╭─ Source data

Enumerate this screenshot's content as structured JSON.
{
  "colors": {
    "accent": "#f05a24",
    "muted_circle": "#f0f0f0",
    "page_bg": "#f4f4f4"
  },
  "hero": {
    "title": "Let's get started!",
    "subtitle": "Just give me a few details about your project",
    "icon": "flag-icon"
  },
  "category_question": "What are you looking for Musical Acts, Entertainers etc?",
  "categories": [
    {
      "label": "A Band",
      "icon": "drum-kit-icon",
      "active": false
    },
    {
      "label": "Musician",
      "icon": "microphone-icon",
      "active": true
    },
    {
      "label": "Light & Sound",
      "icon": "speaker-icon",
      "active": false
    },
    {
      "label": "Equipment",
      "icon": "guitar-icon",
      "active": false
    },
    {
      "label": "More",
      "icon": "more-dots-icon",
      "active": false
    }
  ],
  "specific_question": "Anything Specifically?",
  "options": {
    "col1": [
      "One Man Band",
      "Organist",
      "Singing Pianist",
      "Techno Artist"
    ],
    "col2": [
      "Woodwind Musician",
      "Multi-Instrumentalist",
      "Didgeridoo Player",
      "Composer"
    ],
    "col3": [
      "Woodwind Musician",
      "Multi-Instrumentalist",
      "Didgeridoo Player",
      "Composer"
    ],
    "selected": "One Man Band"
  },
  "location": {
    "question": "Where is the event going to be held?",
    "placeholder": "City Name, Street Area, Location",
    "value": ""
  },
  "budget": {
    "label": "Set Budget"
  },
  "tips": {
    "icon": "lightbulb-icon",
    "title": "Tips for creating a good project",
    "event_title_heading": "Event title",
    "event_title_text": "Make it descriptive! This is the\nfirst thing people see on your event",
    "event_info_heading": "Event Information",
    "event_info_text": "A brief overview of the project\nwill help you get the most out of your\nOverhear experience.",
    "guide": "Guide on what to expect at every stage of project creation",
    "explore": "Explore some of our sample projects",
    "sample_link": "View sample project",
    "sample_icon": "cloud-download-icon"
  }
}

╰─

- _Problem to work on_
Check each line above for the word "Band" and give the number of lines that have it, nothing else.

- _Worked answer_
3